CHALLENGES:
• A. In the paper on text mining, copy word for word the passage that begins at "http://creativecommons.org/licenses/by/4.0/" and ends at "into structured form.".
• B. Carry on writing the paper on text mining and unstructured data, starting after its last sentence.

PROVIDED TEXT:
Anujna M., Ushadevi A.
Department of Computer Science and Engineering, St. Joseph Engineering College, Mangaluru, India
Correspondence to: Anujna M., Department of Computer Science and Engineering, St. Joseph Engineering College, Mangaluru, India.
Email: | |
Copyright © 2017 Scientific & Academic Publishing. All Rights Reserved.
This work is licensed under the Creative Commons Attribution International License (CC BY).
http://creativecommons.org/licenses/by/4.0/
Abstract
Text mining is also known as knowledge discovery from textual databases; its job is to derive a high level knowledge from the text. The process of obtaining useful information from the records is also known a text mining. The system uses many data mining approaches to extract the patterns from the text documents. The challenge is using those updated patterns and implementing an algorithm for pattern discovery is still an open research issue. The paper focuses on using the pattern matching technique for regular expression to find the relevant data from the text/word file. The text file containing large number free-text is used to fetch all the discovered words or characters from the documents. The system is helpful for the users to search the relevant document, and converts all the unstructured data into structured form.
Keywords:
Text Mining, Document Clustering, Pattern Discovery, Pattern Matching, Pre-processing
Cite this paper: Anujna M., Ushadevi A., Converting and Deploying an Unstructured Data using Pattern Matching, American Journal of Intelligent Systems, Vol. 7 No. 3, 2017, pp. 54-59. doi: 10.5923/j.ajis.20170703.03.
1. Introduction
Text mining is a discovery of knowledge from textual databases; its task is to extract a effective knowledge from the text. The process of deriving useful information from the records is also known as text mining. There are several methods of data mining techniques used to select the patterns from the text files. The dataset used in the data source could be in the form of an unstructured or semi structured text documents.The text mining process contains: The basic operations such as extrication and identification of the text pattern. Document consists of a discontinuous or a discrete textual data. i.e. by collecting the real universe documents like business report, email, and news story etc. whereas the categorization of documents based on texts is called document clustering. The document can be picked out from any of unstructured files or documents. The format of unstructured documents is of free style text and it does not carry any precised format. The structure of the text is inadequate compared to the structured format. These types of unstructured document are mostly found in research areas and the online documents type like the web pages. Pattern discovery is a text mining technique; its main function is to select the document text of different pattern. The different pattern styles may consists of a word or a group of words. The main objective of the paper is to identify the patterns and placing it over an unstructured data. Also to use those deployed data to get in a proper document.Text mining is a process, in which structured information is collected from an unstructured text, and it is also used to extract and discover high quality knowledge automatically hidden in texts. Unstructured data refers to information does not hold any built-input text files. This data is usually in a paragraph or passage. The data might contain file with several information. It is an overall description of selecting an input from a file. The data in a file does not contain any database. Unstructured data can be word-based or non-word based texts.

DATA SHOWN:
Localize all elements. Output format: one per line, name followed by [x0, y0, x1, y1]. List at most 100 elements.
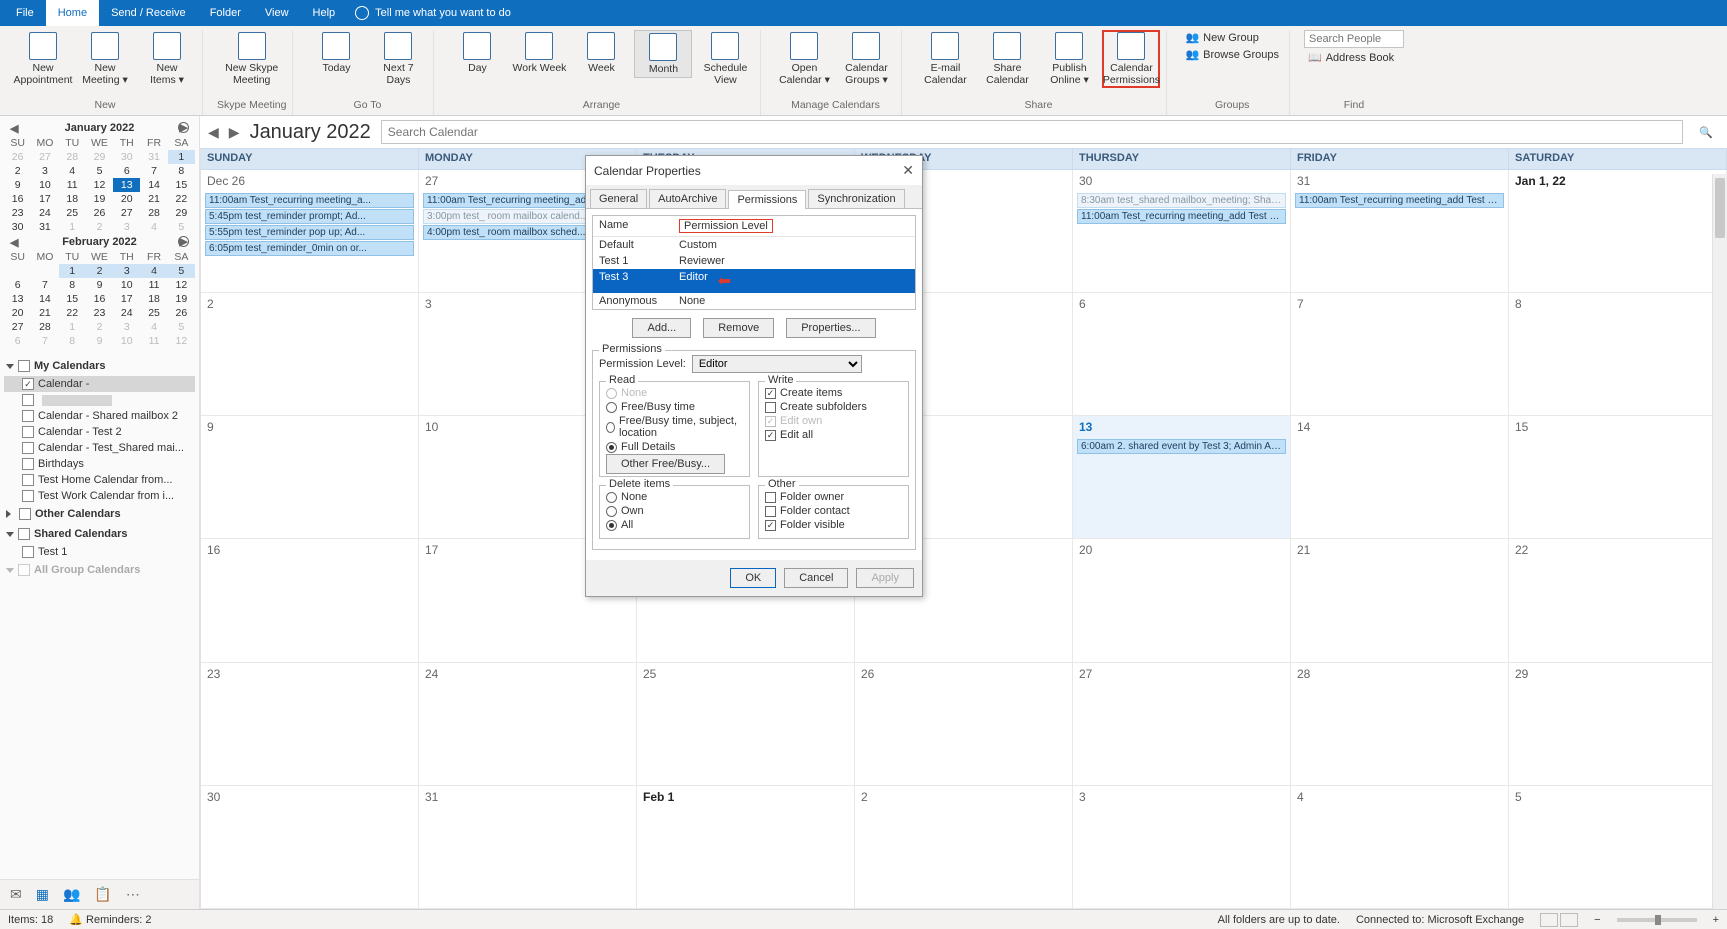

OUTPUTS BY TASK:
• A.
http://creativecommons.org/licenses/by/4.0/
Abstract
Text mining is also known as knowledge discovery from textual databases; its job is to derive a high level knowledge from the text. The process of obtaining useful information from the records is also known a text mining. The system uses many data mining approaches to extract the patterns from the text documents. The challenge is using those updated patterns and implementing an algorithm for pattern discovery is still an open research issue. The paper focuses on using the pattern matching technique for regular expression to find the relevant data from the text/word file. The text file containing large number free-text is used to fetch all the discovered words or characters from the documents. The system is helpful for the users to search the relevant document, and converts all the unstructured data into structured form.

• B.
2. Literature Review
The first paper focuses on the challenges faced in different kinds of text mining techniques are used in the extraction of specific information from the required documents. The commonly used text mining techniques in the data mining is the approach of term based. This paper concentrates on the new ideas which use different concept to discover the pattern efficiently to get relevant data in [1]. An automatic text development approach was implemented is based on the categorization concept. The categorization approach made use for the document text extraction was implemented using the real world information collected from various databases across the world. The outputs are demonstrated for showing the performance and the quality of the categorization approach in [2]. A data is extracted from the information document which is called as Information Extraction (IE) and is based on the rule model. The algorithm used is based on the unsupervised strategy, also made use of the inductive learning approach for the text mining. To identify the natural languages the morphological features of the documents are used in the processing of the documents. Based on the information extracted during the experiments the patterns are constructed in [3]. A query compliable algorithm for unstructured text data are text bound for the patterns. On the special and regular dictionary expressions, the text queries take a huge amount of time. This technique works for the token detection of the sequenced pattern. This algorithm has successfully extracted and detected the information from the bundles of several dictionaries. This improves the storage for the numerous words in the dictionary in [4]. A paper presents a result outline for finding out the unstructured data in the student forums. The text analytical extraction tool is used for finding the unstructured data and this tool predicts the performance of the student in the academics from the documents. By using the key graph the results from the analysis is build so the professors in the college can access the results and improvise the capability of their teaching and experiments and with different advanced learning ideas to improve the skill and performance of the students in [5].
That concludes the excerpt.